Estaremos falando, neste caso, de uma experiência atemporal, humana de fato, pois que se faz indiferente ao tempo e às culturas. Ela repousa, ao que parece, num reconhecimento. Diante de algo cuja grandeza me redime, meu eu desaba, simplesmente sobre si mesmo, deixando entrever o alívio emocionado de algo que, ainda que incomunicável, nos parece ser inegavelmente comum: a terrível beleza da vida, talvez. Tal reconhecimento, se é válido o que sugiro aqui, não precisa necessariamente estar reduzido à natureza, se bem que é em suas grandezas que o efeito tenderá a ser tanto mais avassalador. A arte, como força da natureza no homem, também pode almejar, e mesmo alcançar, a proporção do sublime, fazendo o homem reconhecer sua diminuta persona nesta imensidão que sempre lhe escapa.
Em termos da filosofia estética, trata-se de dimensionar também o próprio conceito de arte, tão variável quanto os juízos de gosto. E se aqui se toma o sublime neste seu sentido amplo e atemporal, capaz de navegar da Grécia de Artistóteles para a Alemanha de Kant e logo para as paisagens artísticas e tecnológicas da contemporaneidade, por quê não tomar a arte numa mesma dimensão ampliada? A questão do tempo, que a propósito é a espinha dorsal desta pesquisa, pode ser o ponto de partida mais conveniente: em vez de situar a arte no espaço, conceituá-la “firmemente” no próprio tempo, na amplitude inesgotável da cachoeira do tempo, para comungar com uma expressão de Humberto Mauro (falarei mais dele oportunamente) que já é em si uma sintaxe poético-filosófica da experiência estética da era das imagens em movimento.

» **OBJETIVOS**
A – Responda sim ou não para dizer se cada afirmação a seguir está de acordo com o trecho sobre o sublime e a arte, e cite literalmente as palavras do trecho que decidem cada caso. (i) O reconhecimento do sublime fica restrito à natureza. (ii) A questão do tempo é apresentada como a espinha dorsal da pesquisa. (iii) A arte pode chegar à proporção do sublime.
B – Prossiga, por favor, o trecho sobre o sublime e a arte a partir da sua última frase.

» **DADOS**
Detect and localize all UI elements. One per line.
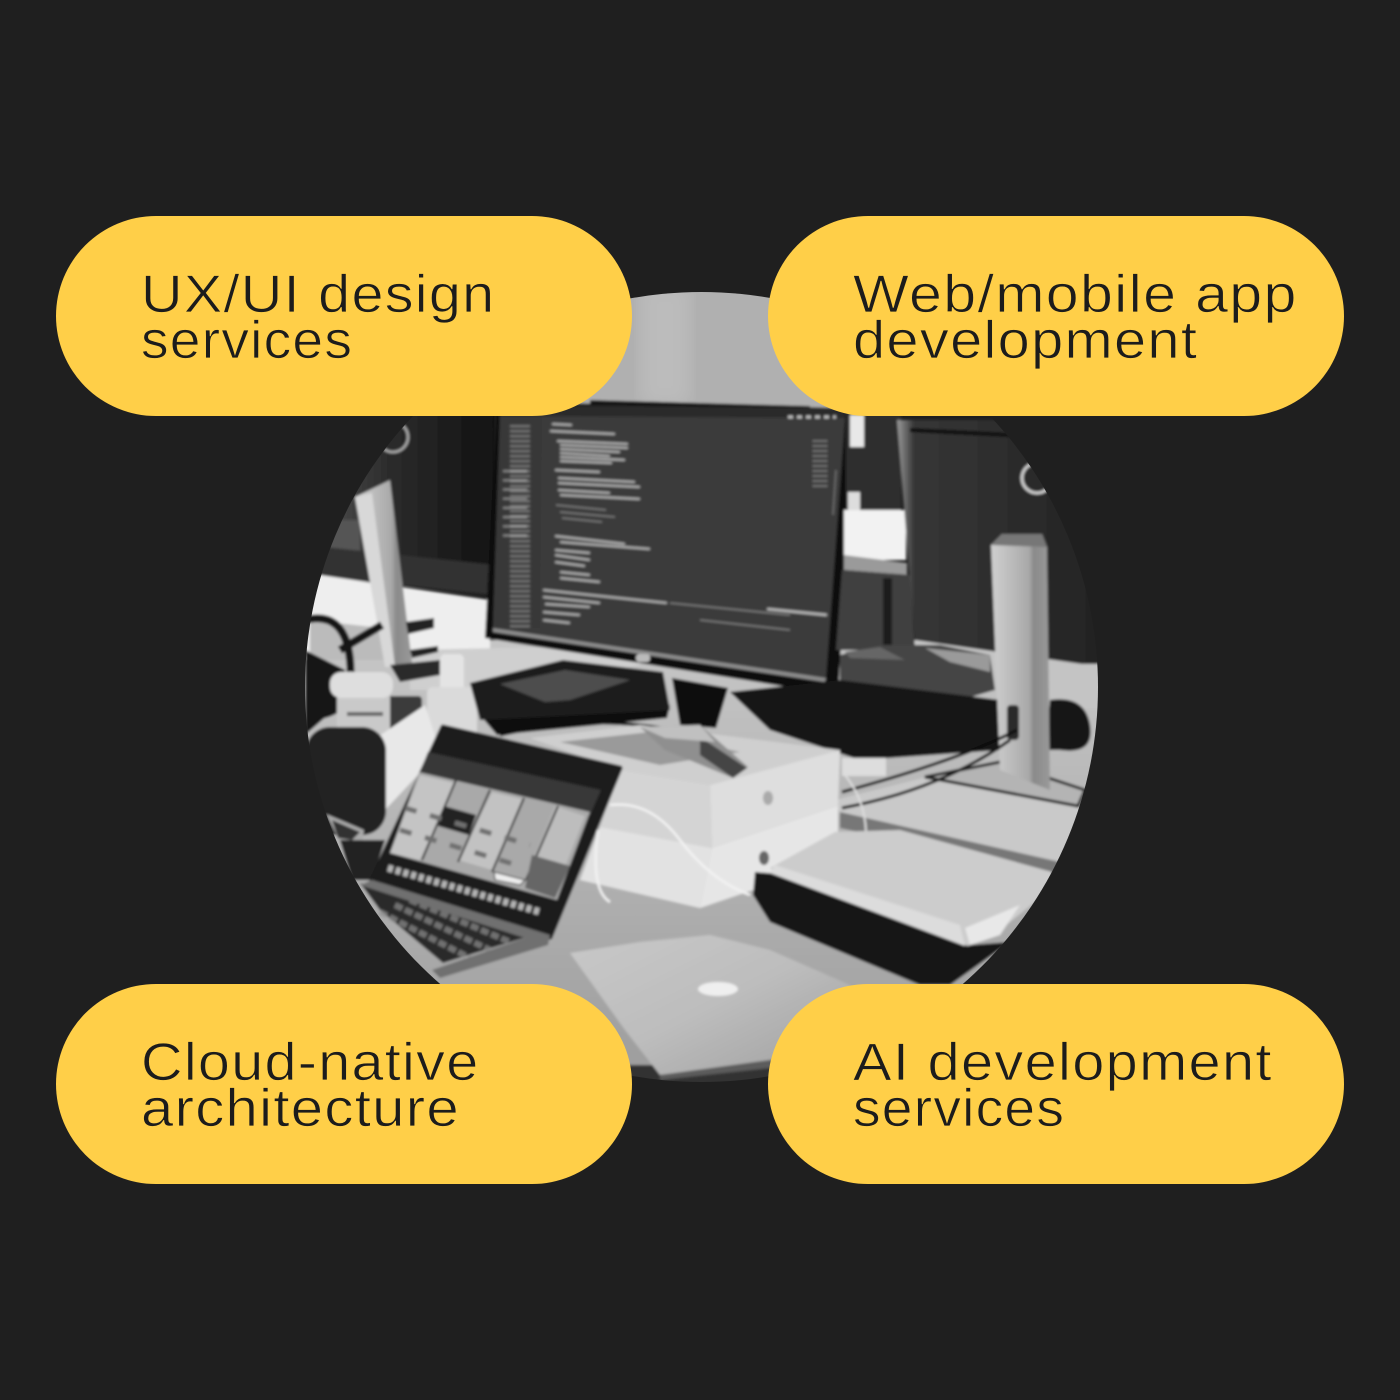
pill: UX/UI design services [56, 216, 632, 416]
under-monitor tray [470, 660, 670, 735]
pill: AI development services [768, 984, 1344, 1184]
pill: Cloud-native architecture [56, 984, 632, 1184]
wall [577, 292, 833, 410]
closed macbook [570, 935, 850, 1080]
pill: Web/mobile app development [768, 216, 1344, 416]
label: Web/mobile app development [853, 265, 1298, 370]
between monitors [846, 412, 901, 512]
label: AI development services: services [853, 1079, 1065, 1138]
label: UX/UI design services: services [141, 311, 353, 370]
photo: desk with monitors and laptop [305, 292, 1098, 1082]
monitor foot [640, 725, 748, 778]
plastic-wrapped case [753, 830, 1052, 985]
label: AI development services [853, 1033, 1273, 1138]
black mug [388, 694, 424, 729]
monitor neck [672, 678, 728, 728]
bag left [306, 727, 386, 835]
cup [330, 672, 393, 745]
desk surface [300, 640, 1110, 1090]
left monitor back [300, 405, 495, 584]
right stand [925, 534, 1085, 806]
white boxes [530, 725, 866, 908]
label: Web/mobile app development: Web/mobile app [853, 265, 1298, 324]
bottle [427, 654, 477, 739]
label: AI development services: AI development [853, 1033, 1273, 1092]
laptop [360, 727, 620, 978]
cables left [305, 618, 382, 715]
bright desk behind left monitor [300, 570, 490, 660]
main monitor [485, 400, 855, 695]
right monitor back [897, 420, 1110, 668]
label: Cloud-native architecture: Cloud-native [141, 1033, 479, 1092]
tissue [376, 705, 438, 810]
label: Cloud-native architecture: architecture [141, 1079, 460, 1138]
cables right [500, 723, 1017, 808]
bag behind right [1083, 662, 1098, 668]
label: UX/UI design services: UX/UI design [141, 265, 495, 324]
label: Web/mobile app development: development [853, 311, 1198, 370]
small desk elements [842, 758, 886, 776]
left monitor stand [355, 480, 440, 682]
label: UX/UI design services [141, 265, 495, 370]
label: Cloud-native architecture [141, 1033, 479, 1138]
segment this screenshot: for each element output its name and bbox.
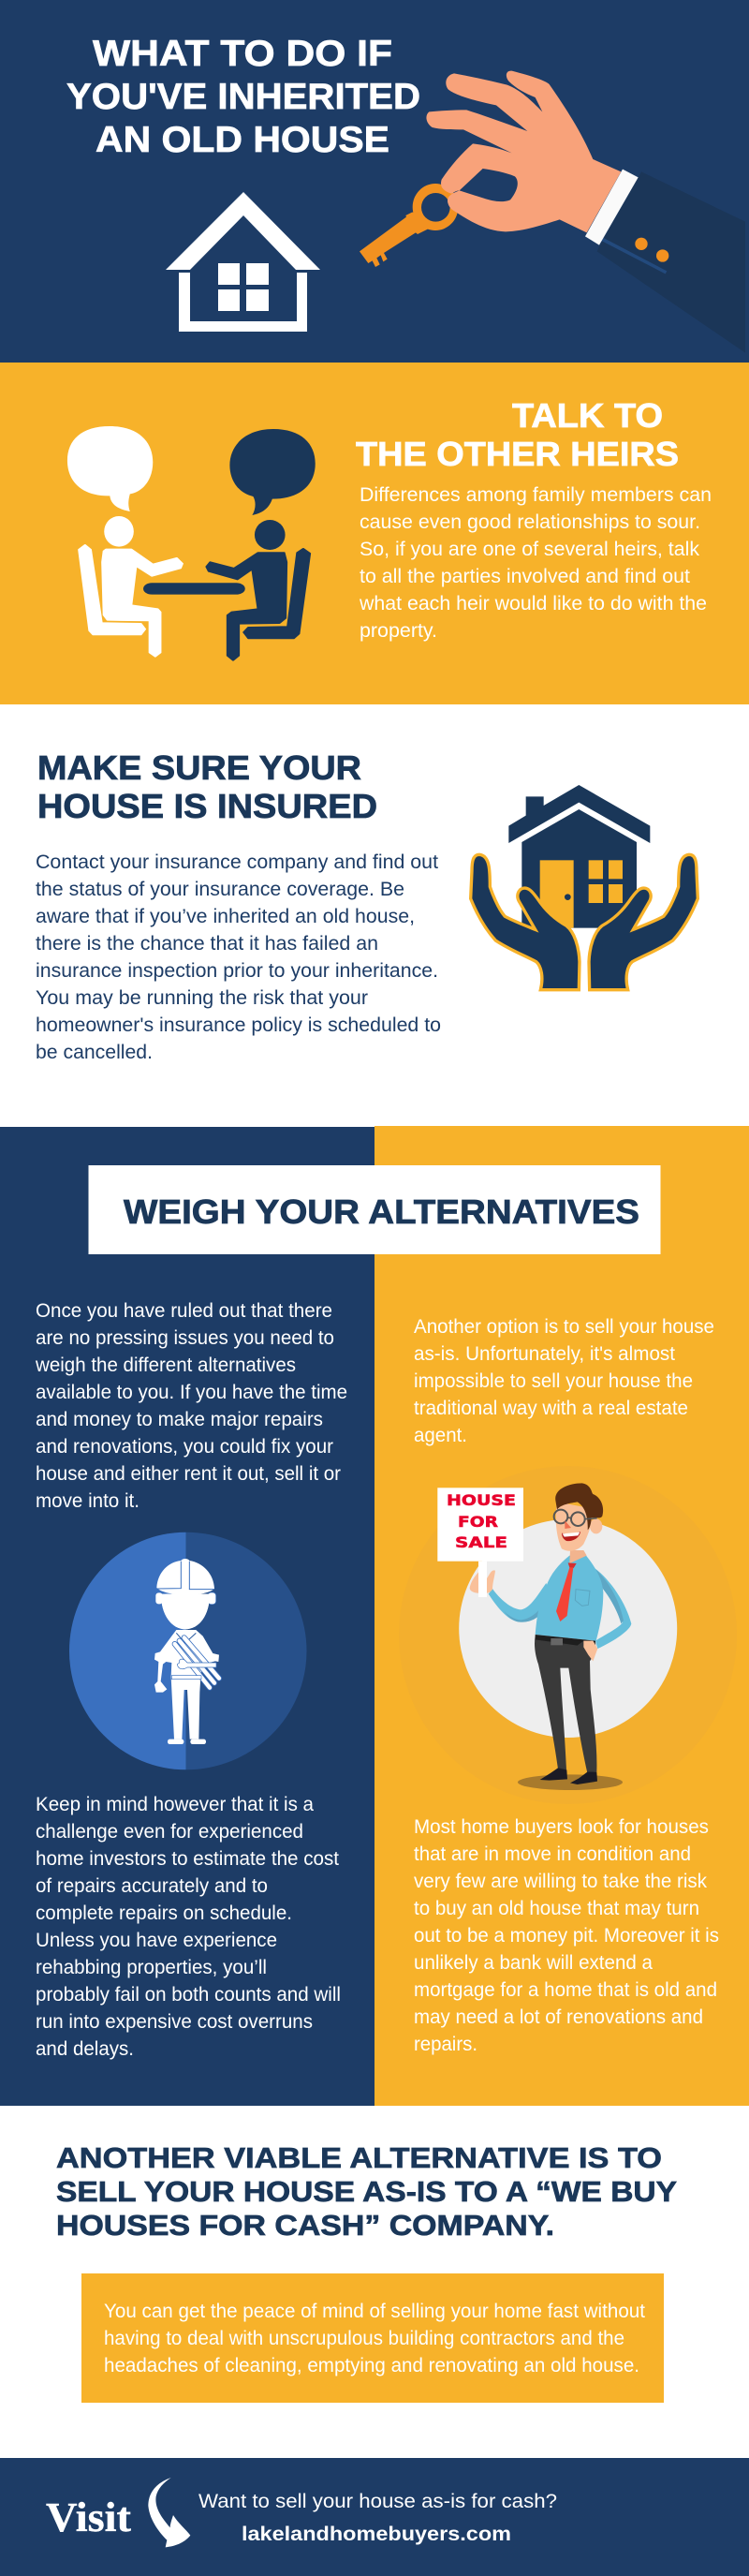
text block: left column challenge: rehabbing properties, you’ll: [36, 1956, 267, 1978]
text block: left column intro: are no pressing issues you need to: [36, 1326, 334, 1349]
heading: talk to the other heirs: [356, 396, 679, 473]
text block: contact your insurance company: insurance inspection prior to your inheritance.: [36, 959, 438, 982]
panel: footer: [0, 2458, 749, 2576]
text block: right column home buyers: that are in move in condition and: [414, 1843, 691, 1865]
text block: contact your insurance company: be cancelled.: [36, 1041, 153, 1063]
text block: left column intro: move into it.: [36, 1489, 140, 1512]
title: WHAT TO DO IF: [93, 34, 392, 74]
heading: sell to a we buy houses for cash company: HOUSES FOR CASH” COMPANY.: [56, 2210, 554, 2242]
text block: left column intro: house and either rent it out, sell it or: [36, 1462, 341, 1485]
text block: left column challenge: Unless you have experience: [36, 1929, 277, 1951]
figure: worker: [154, 1559, 219, 1744]
icon: hand holding key: [360, 71, 745, 353]
arrow: curved pointing down: [148, 2478, 190, 2547]
title: AN OLD HOUSE: [95, 120, 389, 160]
visit label: Visit: [46, 2495, 131, 2540]
heading: make sure your house is insured: MAKE SURE YOUR: [37, 748, 361, 787]
text block: right column intro: impossible to sell your house the: [414, 1369, 693, 1392]
text block: left column intro: available to you. If you have the time: [36, 1381, 347, 1403]
callout: peace of mind: You can get the peace of mind of selling your home fast without: [104, 2300, 645, 2322]
illustration: construction worker in circle: [69, 1532, 307, 1769]
title: YOU'VE INHERITED: [66, 77, 420, 117]
text block: right column intro: traditional way with a real estate: [414, 1397, 688, 1419]
text block: right column home buyers: very few are willing to take the risk: [414, 1870, 707, 1892]
text block: differences among family members: So, if you are one of several heirs, talk: [360, 538, 699, 560]
icon: hands holding a house: [471, 785, 698, 990]
text block: left column challenge: complete repairs on schedule.: [36, 1902, 292, 1924]
text block: left column challenge: probably fail on both counts and will: [36, 1983, 341, 2006]
icon: two people talking at a table: [67, 426, 316, 660]
text block: right column home buyers: Most home buyers look for houses: [414, 1815, 709, 1838]
text block: contact your insurance company: [36, 851, 441, 1063]
heading: make sure your house is insured: [37, 748, 377, 825]
text block: left column challenge: and delays.: [36, 2037, 134, 2060]
text block: differences among family members: to all the parties involved and find out: [360, 565, 690, 587]
heading: sell to a we buy houses for cash company: [56, 2142, 677, 2242]
panel: make sure your house is insured: [0, 704, 749, 1127]
text block: left column challenge: run into expensive cost overruns: [36, 2010, 313, 2033]
heading: talk to the other heirs: THE OTHER HEIRS: [356, 435, 679, 473]
text block: right column home buyers: [414, 1815, 719, 2055]
heading box: weigh your alternatives: [88, 1165, 661, 1254]
text block: differences among family members: cause even good relationships to sour.: [360, 511, 700, 533]
text block: differences among family members: property.: [360, 619, 437, 642]
figure: man: [470, 1483, 631, 1790]
icon: white house: [166, 192, 320, 332]
sign: house for sale: FOR: [458, 1513, 498, 1531]
text block: right column home buyers: out to be a money pit. Moreover it is: [414, 1924, 719, 1947]
text block: left column challenge: of repairs accurately and to: [36, 1874, 268, 1897]
text block: left column intro: and money to make major repairs: [36, 1408, 323, 1430]
text block: differences among family members: what each heir would like to do with the: [359, 592, 707, 614]
panel: weigh your alternatives: [0, 1126, 749, 2106]
text block: contact your insurance company: Contact your insurance company and find out: [36, 851, 438, 873]
text block: left column intro: Once you have ruled out that there: [36, 1299, 332, 1322]
text block: left column challenge: [36, 1793, 341, 2060]
text block: right column home buyers: unlikely a bank will extend a: [414, 1951, 653, 1974]
text block: left column intro: and renovations, you could fix your: [36, 1435, 333, 1458]
text block: right column intro: [414, 1315, 714, 1446]
text block: left column intro: [35, 1299, 347, 1512]
callout: peace of mind: having to deal with unscrupulous building contractors and the: [104, 2327, 624, 2349]
call to action text: [198, 2490, 557, 2545]
panel: talk to the other heirs: [0, 363, 749, 704]
call to action text: lakelandhomebuyers.com: [242, 2523, 511, 2545]
text block: right column home buyers: to buy an old house that may turn: [414, 1897, 699, 1919]
text block: right column intro: Another option is to sell your house: [414, 1315, 714, 1338]
panel: header: [0, 0, 749, 363]
panel: another viable alternative: [0, 2106, 749, 2458]
text block: differences among family members: Differences among family members can: [360, 483, 712, 506]
text block: contact your insurance company: aware that if you’ve inherited an old house,: [36, 905, 415, 927]
text block: contact your insurance company: the status of your insurance coverage. Be: [36, 878, 404, 900]
heading: talk to the other heirs: TALK TO: [512, 396, 663, 435]
heading: sell to a we buy houses for cash company: ANOTHER VIABLE ALTERNATIVE IS TO: [56, 2142, 662, 2174]
text block: right column intro: agent.: [414, 1424, 467, 1446]
text block: left column challenge: Keep in mind however that it is a: [36, 1793, 314, 1815]
text block: right column home buyers: repairs.: [414, 2033, 477, 2055]
callout: peace of mind: [81, 2273, 664, 2403]
sign: house for sale: SALE: [455, 1533, 507, 1551]
text block: contact your insurance company: there is the chance that it has failed an: [36, 932, 378, 955]
illustration: man holding house for sale sign: [399, 1466, 737, 1804]
heading: sell to a we buy houses for cash company: SELL YOUR HOUSE AS-IS TO A “WE BUY: [56, 2176, 677, 2208]
text block: contact your insurance company: You may be running the risk that your: [36, 986, 368, 1009]
call to action text: Want to sell your house as-is for cash?: [198, 2490, 557, 2512]
sign: house for sale: [437, 1488, 523, 1562]
text block: differences among family members: [359, 483, 712, 642]
text block: left column challenge: challenge even for experienced: [36, 1820, 303, 1843]
text block: left column challenge: home investors to estimate the cost: [36, 1847, 339, 1870]
text block: right column intro: as-is. Unfortunately, it's almost: [414, 1342, 675, 1365]
title: [66, 34, 420, 160]
heading box: weigh your alternatives: WEIGH YOUR ALTERNATIVES: [124, 1192, 639, 1231]
callout: peace of mind: headaches of cleaning, emptying and renovating an old house.: [104, 2354, 639, 2376]
text block: contact your insurance company: homeowner's insurance policy is scheduled to: [36, 1014, 441, 1036]
text block: left column intro: weigh the different alternatives: [35, 1354, 296, 1376]
text block: right column home buyers: may need a lot of renovations and: [414, 2006, 703, 2028]
heading: make sure your house is insured: HOUSE IS INSURED: [37, 787, 377, 825]
text block: right column home buyers: mortgage for a home that is old and: [414, 1978, 717, 2001]
sign: house for sale: HOUSE: [447, 1491, 516, 1509]
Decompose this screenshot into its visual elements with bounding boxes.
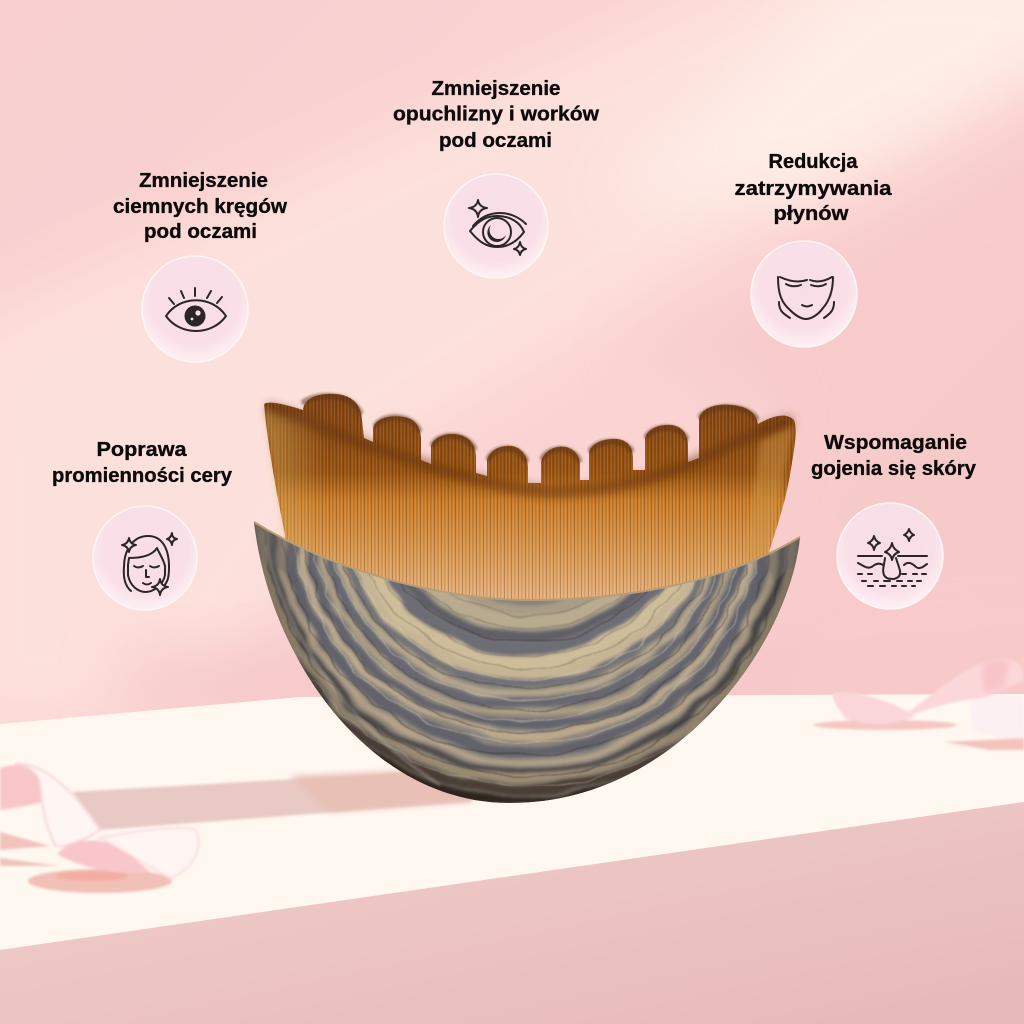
right golden bristle edge bbox=[745, 425, 794, 560]
callout: fluid retention bbox=[734, 150, 892, 347]
heading: radiance bbox=[52, 438, 233, 487]
left golden bristle edge bbox=[264, 408, 325, 560]
callout: puffiness bbox=[393, 77, 599, 278]
callout: dark circles bbox=[113, 169, 287, 362]
brush shadow on table bbox=[72, 767, 500, 830]
heading: skin healing: Wspomaganie bbox=[824, 431, 967, 454]
heading: dark circles: ciemnych kręgów bbox=[113, 195, 287, 218]
tuft tips bbox=[304, 396, 756, 460]
icon disc: eye with lashes bbox=[142, 256, 248, 362]
icon disc: face bbox=[751, 241, 857, 347]
handle fine grain bbox=[262, 528, 800, 786]
icon disc: skin layers with sparkles bbox=[837, 503, 943, 609]
heading: fluid retention bbox=[734, 150, 892, 225]
heading: fluid retention: zatrzymywania bbox=[734, 177, 892, 200]
table front face bbox=[0, 802, 1024, 1024]
heading: radiance: promienności cery bbox=[52, 464, 233, 487]
heading: dark circles bbox=[113, 169, 287, 243]
heading: fluid retention: Redukcja bbox=[768, 150, 858, 173]
heading: puffiness: pod oczami bbox=[439, 129, 552, 152]
ridge shadow along bristle tips bbox=[268, 408, 792, 492]
icon disc: eye with sparkles bbox=[444, 174, 548, 278]
heading: fluid retention: płynów bbox=[774, 202, 849, 225]
icon disc: face with sparkles bbox=[93, 506, 197, 610]
handle left highlight bbox=[266, 545, 440, 785]
callout: radiance bbox=[52, 438, 233, 610]
callout: skin healing bbox=[811, 431, 977, 609]
heading: puffiness: opuchlizny i worków bbox=[393, 102, 599, 126]
heading: dark circles: pod oczami bbox=[144, 220, 257, 243]
brush wooden handle bbox=[254, 523, 800, 803]
heading: skin healing: gojenia się skóry bbox=[811, 457, 977, 480]
heading: radiance: Poprawa bbox=[96, 438, 187, 461]
ribbon: right bbox=[813, 658, 1024, 750]
heading: puffiness bbox=[393, 77, 599, 152]
ribbon: left bbox=[0, 764, 199, 893]
handle edge shading bbox=[250, 510, 810, 810]
product: brush bbox=[254, 391, 800, 803]
handle rim bbox=[254, 522, 800, 600]
heading: dark circles: Zmniejszenie bbox=[139, 169, 268, 192]
heading: skin healing bbox=[811, 431, 977, 480]
brush bristles bbox=[264, 394, 796, 600]
table top surface bbox=[0, 694, 1024, 950]
background: pink wall with light beam bbox=[0, 0, 1024, 724]
heading: puffiness: Zmniejszenie bbox=[432, 77, 560, 100]
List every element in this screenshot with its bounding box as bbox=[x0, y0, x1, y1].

» **RESPOSTAS POR TAREFA**
A –
(i) Não: "não precisa necessariamente estar reduzido à natureza"
(ii) Sim: "A questão do tempo, que a propósito é a espinha dorsal desta pesquisa"
(iii) Sim: "também pode almejar, e mesmo alcançar, a proporção do sublime"

B –
Pois é justo o movimento, característica visual do tempo, como demonstram Bergson e Deleuze, esse fenômeno capaz de ligar o acaso natural ao fazer artístico, em causa e em efeito. O movimento, queiramos ou não, é a única coisa cuja existência se pode afirmar com contundência. A morte, esse clichê, é antes de tudo movimento, o último visível ao menos. É de novo seguindo a visão ampliada que Deleuze traz de Bergson que podemos pensar o movimento como manifestação do próprio devir, o movimento como o devir em seu aspecto visível[6].
Afinal, é desde as primeiras e mais rudimentares manifestações artesanais-artísticas protagonizadas pelo ser humano que vamos encontrar o movimento. As pinturas rupestres, por exemplo, enquadradas na categoria da representação por sua tendência a imitar a realidade visível, de todos modos e antes de tudo representavam o movimento. Realizadas não como práticas destinadas ao deleite ou escrutínio estético, como se consolidou na arte ocidental, as pinturas rupestres no entanto se produziam no contexto dos rituais que perfaziam a vida dos grupos da época.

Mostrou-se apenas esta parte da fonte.